Data records:
□ □ □ □ □ □ □

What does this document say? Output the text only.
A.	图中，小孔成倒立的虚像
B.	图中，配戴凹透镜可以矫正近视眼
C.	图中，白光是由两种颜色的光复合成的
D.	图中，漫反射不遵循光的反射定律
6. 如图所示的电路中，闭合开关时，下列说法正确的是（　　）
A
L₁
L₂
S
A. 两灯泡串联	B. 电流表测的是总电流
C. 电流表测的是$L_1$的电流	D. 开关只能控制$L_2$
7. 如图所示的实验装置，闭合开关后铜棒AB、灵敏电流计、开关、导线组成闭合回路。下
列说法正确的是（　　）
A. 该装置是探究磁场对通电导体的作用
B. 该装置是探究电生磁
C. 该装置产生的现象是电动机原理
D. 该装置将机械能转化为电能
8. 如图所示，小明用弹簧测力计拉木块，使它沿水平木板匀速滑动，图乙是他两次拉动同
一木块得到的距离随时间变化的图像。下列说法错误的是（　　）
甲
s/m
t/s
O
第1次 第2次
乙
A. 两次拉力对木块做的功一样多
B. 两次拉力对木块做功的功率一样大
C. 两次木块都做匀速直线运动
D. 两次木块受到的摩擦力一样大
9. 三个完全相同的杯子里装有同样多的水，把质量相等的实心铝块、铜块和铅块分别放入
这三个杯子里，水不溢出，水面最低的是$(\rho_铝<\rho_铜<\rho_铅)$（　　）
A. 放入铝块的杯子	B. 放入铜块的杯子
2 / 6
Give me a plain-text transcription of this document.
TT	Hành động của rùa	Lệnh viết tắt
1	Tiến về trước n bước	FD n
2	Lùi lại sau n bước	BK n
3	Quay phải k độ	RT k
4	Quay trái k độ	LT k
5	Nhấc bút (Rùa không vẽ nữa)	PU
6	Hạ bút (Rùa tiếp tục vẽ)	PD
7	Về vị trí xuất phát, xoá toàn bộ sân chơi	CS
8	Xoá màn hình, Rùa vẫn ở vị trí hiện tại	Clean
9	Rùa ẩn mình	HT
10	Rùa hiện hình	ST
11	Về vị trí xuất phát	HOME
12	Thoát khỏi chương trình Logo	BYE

□ □ □ □ □ □ □

## Your task
Lines containing the string "xuất" should be counted; reply with their number and nothing more.

## Output of the exercise
2